(Stated goal): Will you quote only the lines starting at the one that contains "Read out every word on this page." and ending with the last line of the listing below, inclusive?

━━ Input rows ━━

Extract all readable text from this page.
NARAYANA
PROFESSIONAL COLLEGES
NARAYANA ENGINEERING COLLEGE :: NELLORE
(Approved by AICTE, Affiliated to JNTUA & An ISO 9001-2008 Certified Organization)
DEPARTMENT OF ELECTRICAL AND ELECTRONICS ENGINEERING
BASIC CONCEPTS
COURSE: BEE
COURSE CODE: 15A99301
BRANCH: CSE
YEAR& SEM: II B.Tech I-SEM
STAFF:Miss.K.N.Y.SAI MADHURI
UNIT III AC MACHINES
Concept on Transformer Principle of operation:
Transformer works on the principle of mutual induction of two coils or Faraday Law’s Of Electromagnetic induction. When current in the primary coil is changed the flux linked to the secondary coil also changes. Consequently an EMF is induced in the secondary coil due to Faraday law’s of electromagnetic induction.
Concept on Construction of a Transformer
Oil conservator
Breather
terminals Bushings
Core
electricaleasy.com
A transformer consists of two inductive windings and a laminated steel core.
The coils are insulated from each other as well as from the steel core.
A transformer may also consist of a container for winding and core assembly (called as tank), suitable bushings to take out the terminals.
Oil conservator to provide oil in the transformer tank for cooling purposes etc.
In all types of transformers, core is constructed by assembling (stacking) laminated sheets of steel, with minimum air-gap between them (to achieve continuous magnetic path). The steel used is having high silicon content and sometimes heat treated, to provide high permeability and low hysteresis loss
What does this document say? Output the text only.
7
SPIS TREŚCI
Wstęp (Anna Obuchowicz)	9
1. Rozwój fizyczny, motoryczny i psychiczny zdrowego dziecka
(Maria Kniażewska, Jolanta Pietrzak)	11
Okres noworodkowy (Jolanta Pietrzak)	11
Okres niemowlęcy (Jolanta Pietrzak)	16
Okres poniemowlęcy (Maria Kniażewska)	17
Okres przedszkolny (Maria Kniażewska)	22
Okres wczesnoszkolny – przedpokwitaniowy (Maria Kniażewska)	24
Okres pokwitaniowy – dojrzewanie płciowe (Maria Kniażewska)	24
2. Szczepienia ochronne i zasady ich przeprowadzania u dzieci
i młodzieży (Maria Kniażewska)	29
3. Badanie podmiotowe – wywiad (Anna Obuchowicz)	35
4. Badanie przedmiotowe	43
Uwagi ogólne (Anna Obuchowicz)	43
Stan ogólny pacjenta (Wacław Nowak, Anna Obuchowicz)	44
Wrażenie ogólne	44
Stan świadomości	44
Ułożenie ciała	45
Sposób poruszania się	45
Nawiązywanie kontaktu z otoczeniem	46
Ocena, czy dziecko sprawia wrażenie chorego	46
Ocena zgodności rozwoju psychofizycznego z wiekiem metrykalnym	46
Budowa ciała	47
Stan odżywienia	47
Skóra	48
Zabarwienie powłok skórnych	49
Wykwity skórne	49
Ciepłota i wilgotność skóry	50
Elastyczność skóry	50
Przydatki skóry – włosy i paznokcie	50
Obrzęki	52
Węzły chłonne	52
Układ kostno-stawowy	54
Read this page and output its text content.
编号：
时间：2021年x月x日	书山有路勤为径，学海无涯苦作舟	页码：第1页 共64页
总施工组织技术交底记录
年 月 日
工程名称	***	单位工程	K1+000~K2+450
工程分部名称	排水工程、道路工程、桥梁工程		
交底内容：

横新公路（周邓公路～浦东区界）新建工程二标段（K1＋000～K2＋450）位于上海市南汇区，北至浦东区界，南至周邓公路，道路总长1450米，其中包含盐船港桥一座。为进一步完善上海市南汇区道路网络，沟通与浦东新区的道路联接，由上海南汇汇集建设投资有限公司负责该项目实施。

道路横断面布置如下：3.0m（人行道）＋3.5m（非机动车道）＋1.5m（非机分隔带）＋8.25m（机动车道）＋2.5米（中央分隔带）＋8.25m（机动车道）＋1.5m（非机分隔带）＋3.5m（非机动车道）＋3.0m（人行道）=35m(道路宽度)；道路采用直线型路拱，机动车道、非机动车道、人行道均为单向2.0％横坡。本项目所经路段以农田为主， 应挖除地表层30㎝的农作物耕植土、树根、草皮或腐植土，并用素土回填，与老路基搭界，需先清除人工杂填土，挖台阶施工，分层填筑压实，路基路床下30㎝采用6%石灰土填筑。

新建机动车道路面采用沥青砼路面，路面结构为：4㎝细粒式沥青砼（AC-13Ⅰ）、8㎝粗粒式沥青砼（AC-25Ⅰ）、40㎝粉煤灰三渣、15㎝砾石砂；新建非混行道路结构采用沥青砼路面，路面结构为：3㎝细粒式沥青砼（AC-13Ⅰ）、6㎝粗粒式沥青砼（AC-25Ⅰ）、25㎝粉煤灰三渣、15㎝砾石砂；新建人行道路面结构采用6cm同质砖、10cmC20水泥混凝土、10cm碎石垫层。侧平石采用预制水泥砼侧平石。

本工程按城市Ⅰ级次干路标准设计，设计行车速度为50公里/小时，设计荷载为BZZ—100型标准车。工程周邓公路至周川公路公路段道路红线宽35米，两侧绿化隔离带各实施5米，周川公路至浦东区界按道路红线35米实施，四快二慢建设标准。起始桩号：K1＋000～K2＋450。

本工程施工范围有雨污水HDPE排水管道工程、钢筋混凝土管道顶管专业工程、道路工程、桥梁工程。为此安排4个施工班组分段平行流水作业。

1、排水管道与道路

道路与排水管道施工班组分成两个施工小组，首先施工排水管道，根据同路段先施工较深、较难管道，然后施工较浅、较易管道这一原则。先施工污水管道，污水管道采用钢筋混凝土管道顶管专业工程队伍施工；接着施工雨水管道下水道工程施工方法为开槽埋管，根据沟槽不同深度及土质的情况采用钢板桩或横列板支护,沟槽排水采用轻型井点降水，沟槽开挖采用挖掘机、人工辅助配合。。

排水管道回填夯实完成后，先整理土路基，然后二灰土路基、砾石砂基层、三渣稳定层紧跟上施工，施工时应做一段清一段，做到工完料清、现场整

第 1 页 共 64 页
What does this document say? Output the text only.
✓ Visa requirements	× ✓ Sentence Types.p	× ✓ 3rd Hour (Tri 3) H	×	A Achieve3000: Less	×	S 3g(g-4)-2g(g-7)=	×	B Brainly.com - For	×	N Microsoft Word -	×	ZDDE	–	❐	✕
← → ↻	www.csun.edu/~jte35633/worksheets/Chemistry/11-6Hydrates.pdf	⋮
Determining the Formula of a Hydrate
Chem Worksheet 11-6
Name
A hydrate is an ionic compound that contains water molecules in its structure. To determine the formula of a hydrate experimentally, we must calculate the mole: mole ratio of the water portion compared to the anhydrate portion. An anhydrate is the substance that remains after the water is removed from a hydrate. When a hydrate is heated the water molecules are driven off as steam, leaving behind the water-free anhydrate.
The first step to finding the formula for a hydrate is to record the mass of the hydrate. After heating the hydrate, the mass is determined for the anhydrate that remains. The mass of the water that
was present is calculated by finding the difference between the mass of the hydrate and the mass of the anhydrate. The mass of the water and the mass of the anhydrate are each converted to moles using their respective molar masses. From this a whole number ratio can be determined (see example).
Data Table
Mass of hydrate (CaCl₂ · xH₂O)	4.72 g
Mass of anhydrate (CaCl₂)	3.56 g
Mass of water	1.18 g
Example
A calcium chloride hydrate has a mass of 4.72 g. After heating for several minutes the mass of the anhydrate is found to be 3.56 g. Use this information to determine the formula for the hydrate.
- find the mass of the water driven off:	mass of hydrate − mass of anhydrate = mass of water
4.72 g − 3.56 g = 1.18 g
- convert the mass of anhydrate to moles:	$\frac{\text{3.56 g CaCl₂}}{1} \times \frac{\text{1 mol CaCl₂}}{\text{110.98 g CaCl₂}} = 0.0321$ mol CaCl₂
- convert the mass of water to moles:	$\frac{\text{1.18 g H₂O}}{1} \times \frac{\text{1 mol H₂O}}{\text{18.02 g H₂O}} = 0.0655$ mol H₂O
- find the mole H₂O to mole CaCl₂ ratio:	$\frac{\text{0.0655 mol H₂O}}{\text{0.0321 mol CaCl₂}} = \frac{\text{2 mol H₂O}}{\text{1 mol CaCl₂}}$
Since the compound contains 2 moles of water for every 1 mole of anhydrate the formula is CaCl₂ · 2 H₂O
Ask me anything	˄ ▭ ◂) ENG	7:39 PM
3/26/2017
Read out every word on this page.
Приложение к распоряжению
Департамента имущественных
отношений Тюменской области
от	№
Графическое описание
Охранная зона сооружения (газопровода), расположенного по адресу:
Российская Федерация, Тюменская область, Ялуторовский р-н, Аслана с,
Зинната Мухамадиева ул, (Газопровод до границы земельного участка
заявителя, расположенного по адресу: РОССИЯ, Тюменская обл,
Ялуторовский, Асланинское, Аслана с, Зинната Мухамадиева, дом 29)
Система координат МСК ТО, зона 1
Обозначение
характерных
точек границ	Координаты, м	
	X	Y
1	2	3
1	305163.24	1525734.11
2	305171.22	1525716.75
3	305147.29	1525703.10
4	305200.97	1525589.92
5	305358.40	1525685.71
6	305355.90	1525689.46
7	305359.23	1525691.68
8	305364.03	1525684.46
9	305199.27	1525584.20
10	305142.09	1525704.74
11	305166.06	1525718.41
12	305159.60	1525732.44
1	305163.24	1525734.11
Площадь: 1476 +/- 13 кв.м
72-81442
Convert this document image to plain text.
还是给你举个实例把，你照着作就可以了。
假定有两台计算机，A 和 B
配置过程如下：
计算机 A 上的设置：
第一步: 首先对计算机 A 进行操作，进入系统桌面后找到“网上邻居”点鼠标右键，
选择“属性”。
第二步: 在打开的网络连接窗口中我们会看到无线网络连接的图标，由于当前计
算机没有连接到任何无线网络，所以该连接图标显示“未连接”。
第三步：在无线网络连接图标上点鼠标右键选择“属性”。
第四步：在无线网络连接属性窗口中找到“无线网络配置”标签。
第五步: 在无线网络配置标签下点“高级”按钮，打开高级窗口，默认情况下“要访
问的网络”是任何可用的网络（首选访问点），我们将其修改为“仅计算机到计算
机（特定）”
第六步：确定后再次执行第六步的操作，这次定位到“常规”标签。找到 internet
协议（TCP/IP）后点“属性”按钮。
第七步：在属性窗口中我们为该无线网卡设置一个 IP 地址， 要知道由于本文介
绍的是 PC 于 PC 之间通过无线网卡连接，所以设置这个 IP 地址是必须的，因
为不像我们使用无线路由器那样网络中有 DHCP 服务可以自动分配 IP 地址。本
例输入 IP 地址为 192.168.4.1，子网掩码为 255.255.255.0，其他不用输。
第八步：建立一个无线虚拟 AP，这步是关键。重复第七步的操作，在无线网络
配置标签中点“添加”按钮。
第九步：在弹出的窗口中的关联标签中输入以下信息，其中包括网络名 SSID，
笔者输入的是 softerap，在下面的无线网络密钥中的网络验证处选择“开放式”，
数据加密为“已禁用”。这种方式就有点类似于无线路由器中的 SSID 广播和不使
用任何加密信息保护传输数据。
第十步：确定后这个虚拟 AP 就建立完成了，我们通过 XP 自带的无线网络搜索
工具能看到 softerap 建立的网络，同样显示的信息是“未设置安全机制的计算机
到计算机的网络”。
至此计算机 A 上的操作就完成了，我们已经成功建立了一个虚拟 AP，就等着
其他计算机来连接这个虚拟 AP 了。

━━━

(Problem solution):
Read out every word on this page.
Приложение к распоряжению
Департамента имущественных
отношений Тюменской области
от	№
Графическое описание
Охранная зона сооружения (газопровода), расположенного по адресу:
Российская Федерация, Тюменская область, Ялуторовский р-н, Аслана с,
Зинната Мухамадиева ул, (Газопровод до границы земельного участка
заявителя, расположенного по адресу: РОССИЯ, Тюменская обл,
Ялуторовский, Асланинское, Аслана с, Зинната Мухамадиева, дом 29)
Система координат МСК ТО, зона 1
Обозначение
характерных
точек границ	Координаты, м	
	X	Y
1	2	3
1	305163.24	1525734.11
2	305171.22	1525716.75
3	305147.29	1525703.10
4	305200.97	1525589.92
5	305358.40	1525685.71
6	305355.90	1525689.46
7	305359.23	1525691.68
8	305364.03	1525684.46
9	305199.27	1525584.20
10	305142.09	1525704.74
11	305166.06	1525718.41
12	305159.60	1525732.44
1	305163.24	1525734.11
Площадь: 1476 +/- 13 кв.м
72-81442
Convert this document image to plain text.
还是给你举个实例把，你照着作就可以了。
假定有两台计算机，A 和 B
配置过程如下：
计算机 A 上的设置：
第一步: 首先对计算机 A 进行操作，进入系统桌面后找到“网上邻居”点鼠标右键，
选择“属性”。
第二步: 在打开的网络连接窗口中我们会看到无线网络连接的图标，由于当前计
算机没有连接到任何无线网络，所以该连接图标显示“未连接”。
第三步：在无线网络连接图标上点鼠标右键选择“属性”。
第四步：在无线网络连接属性窗口中找到“无线网络配置”标签。
第五步: 在无线网络配置标签下点“高级”按钮，打开高级窗口，默认情况下“要访
问的网络”是任何可用的网络（首选访问点），我们将其修改为“仅计算机到计算
机（特定）”
第六步：确定后再次执行第六步的操作，这次定位到“常规”标签。找到 internet
协议（TCP/IP）后点“属性”按钮。
第七步：在属性窗口中我们为该无线网卡设置一个 IP 地址， 要知道由于本文介
绍的是 PC 于 PC 之间通过无线网卡连接，所以设置这个 IP 地址是必须的，因
为不像我们使用无线路由器那样网络中有 DHCP 服务可以自动分配 IP 地址。本
例输入 IP 地址为 192.168.4.1，子网掩码为 255.255.255.0，其他不用输。
第八步：建立一个无线虚拟 AP，这步是关键。重复第七步的操作，在无线网络
配置标签中点“添加”按钮。
第九步：在弹出的窗口中的关联标签中输入以下信息，其中包括网络名 SSID，
笔者输入的是 softerap，在下面的无线网络密钥中的网络验证处选择“开放式”，
数据加密为“已禁用”。这种方式就有点类似于无线路由器中的 SSID 广播和不使
用任何加密信息保护传输数据。
第十步：确定后这个虚拟 AP 就建立完成了，我们通过 XP 自带的无线网络搜索
工具能看到 softerap 建立的网络，同样显示的信息是“未设置安全机制的计算机
到计算机的网络”。
至此计算机 A 上的操作就完成了，我们已经成功建立了一个虚拟 AP，就等着
其他计算机来连接这个虚拟 AP 了。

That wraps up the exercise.